**The exercise**
Select every line holding the word "grocery" and copy it.

**Listing**

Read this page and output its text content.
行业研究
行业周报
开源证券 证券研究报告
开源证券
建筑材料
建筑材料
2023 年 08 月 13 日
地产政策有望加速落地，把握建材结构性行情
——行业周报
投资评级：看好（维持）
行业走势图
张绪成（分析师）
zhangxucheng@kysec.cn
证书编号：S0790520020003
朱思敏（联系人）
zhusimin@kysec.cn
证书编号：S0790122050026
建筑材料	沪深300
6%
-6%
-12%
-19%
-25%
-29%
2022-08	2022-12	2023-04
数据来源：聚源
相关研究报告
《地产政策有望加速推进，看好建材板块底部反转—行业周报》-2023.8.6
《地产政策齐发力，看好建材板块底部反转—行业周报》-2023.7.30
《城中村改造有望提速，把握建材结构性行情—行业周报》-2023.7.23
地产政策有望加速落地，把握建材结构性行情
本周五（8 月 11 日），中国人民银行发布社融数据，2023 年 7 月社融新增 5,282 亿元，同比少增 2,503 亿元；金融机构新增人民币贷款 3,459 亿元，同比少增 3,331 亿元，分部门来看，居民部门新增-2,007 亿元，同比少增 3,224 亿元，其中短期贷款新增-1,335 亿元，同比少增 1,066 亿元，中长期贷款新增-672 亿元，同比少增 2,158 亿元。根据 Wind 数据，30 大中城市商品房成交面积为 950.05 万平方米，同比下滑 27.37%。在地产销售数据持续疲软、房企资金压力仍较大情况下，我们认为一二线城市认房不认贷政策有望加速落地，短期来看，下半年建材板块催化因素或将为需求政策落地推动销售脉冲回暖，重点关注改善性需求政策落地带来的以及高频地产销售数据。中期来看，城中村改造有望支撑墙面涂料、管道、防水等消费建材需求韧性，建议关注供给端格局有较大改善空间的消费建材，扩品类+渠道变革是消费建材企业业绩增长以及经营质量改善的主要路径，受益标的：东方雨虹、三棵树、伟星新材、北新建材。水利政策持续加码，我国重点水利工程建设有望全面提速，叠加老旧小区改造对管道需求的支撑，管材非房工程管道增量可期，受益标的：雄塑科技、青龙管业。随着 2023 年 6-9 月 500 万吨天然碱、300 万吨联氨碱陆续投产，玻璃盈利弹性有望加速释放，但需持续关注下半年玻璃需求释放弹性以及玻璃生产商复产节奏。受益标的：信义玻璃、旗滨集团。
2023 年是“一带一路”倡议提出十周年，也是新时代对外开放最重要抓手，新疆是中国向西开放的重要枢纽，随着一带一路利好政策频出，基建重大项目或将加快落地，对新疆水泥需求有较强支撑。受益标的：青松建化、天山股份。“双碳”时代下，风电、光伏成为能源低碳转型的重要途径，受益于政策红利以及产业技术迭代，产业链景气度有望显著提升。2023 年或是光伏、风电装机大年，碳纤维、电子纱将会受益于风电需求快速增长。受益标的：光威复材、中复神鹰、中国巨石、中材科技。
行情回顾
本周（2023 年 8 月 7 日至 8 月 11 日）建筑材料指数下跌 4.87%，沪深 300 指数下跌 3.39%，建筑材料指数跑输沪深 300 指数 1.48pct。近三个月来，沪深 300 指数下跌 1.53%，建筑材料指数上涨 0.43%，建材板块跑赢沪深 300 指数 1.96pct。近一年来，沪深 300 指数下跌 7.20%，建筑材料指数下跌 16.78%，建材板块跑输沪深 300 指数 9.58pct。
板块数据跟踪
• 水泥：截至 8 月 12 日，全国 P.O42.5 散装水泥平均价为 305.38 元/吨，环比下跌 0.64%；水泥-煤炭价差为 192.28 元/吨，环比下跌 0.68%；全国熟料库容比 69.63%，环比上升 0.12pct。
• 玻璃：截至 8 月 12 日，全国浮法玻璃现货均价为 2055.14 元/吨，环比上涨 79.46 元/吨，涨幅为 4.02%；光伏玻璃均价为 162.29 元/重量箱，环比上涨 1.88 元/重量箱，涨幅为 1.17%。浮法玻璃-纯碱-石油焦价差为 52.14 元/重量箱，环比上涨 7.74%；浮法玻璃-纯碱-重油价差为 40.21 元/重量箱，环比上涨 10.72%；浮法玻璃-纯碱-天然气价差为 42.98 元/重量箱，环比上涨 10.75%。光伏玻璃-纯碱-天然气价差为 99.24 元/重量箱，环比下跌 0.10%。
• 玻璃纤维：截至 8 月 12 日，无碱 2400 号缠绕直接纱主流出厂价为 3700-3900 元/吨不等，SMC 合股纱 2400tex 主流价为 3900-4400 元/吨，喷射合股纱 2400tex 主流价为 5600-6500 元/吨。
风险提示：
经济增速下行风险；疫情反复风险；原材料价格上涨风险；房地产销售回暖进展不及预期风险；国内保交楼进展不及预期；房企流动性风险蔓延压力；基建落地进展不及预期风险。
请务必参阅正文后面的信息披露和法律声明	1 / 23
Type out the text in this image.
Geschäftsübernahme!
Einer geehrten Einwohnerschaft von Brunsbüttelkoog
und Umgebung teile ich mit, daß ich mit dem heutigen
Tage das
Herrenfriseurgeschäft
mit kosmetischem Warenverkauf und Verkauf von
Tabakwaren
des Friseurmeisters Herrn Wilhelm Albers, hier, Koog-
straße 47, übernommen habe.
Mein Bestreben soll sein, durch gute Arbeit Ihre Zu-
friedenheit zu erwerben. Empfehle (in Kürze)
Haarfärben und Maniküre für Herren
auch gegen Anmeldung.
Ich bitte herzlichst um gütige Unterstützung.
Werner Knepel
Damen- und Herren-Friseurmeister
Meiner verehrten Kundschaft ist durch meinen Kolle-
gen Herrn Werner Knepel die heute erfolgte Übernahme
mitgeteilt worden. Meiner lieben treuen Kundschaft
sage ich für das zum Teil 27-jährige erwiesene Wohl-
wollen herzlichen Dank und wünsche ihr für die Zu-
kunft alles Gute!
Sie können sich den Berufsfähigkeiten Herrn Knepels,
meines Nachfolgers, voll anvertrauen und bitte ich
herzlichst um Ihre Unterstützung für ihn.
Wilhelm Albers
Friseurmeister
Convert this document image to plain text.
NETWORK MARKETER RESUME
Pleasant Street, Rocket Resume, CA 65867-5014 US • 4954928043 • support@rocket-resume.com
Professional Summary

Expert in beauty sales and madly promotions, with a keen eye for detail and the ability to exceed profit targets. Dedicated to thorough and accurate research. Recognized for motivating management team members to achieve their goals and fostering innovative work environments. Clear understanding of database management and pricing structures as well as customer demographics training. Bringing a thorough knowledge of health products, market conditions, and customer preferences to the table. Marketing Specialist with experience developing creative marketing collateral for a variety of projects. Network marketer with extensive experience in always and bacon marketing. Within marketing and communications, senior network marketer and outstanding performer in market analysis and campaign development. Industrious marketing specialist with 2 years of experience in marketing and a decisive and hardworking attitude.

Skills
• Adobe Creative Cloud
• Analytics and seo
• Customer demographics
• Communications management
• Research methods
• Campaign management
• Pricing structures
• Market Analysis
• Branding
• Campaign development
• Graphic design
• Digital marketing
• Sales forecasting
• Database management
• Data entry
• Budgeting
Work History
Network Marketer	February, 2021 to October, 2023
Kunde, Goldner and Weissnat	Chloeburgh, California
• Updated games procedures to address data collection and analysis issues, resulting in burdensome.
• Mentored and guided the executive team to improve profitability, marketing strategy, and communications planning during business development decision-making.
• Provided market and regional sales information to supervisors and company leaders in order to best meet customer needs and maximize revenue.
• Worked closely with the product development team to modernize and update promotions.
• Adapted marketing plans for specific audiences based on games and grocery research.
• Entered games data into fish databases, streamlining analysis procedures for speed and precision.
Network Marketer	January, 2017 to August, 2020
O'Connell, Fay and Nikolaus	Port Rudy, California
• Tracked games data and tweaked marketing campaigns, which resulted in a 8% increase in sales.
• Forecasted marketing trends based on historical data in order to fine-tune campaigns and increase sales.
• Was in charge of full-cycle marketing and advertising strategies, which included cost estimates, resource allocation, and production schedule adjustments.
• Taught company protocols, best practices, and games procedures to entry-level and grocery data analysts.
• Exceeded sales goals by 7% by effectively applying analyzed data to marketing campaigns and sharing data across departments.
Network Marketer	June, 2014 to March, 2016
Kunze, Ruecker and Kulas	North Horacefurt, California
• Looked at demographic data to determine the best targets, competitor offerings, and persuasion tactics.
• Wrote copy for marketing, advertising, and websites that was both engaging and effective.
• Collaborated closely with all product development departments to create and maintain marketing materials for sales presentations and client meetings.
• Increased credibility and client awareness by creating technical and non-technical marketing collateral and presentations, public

**Full answer**
• Adapted marketing plans for specific audiences based on games and grocery research.
• Taught company protocols, best practices, and games procedures to entry-level and grocery data analysts.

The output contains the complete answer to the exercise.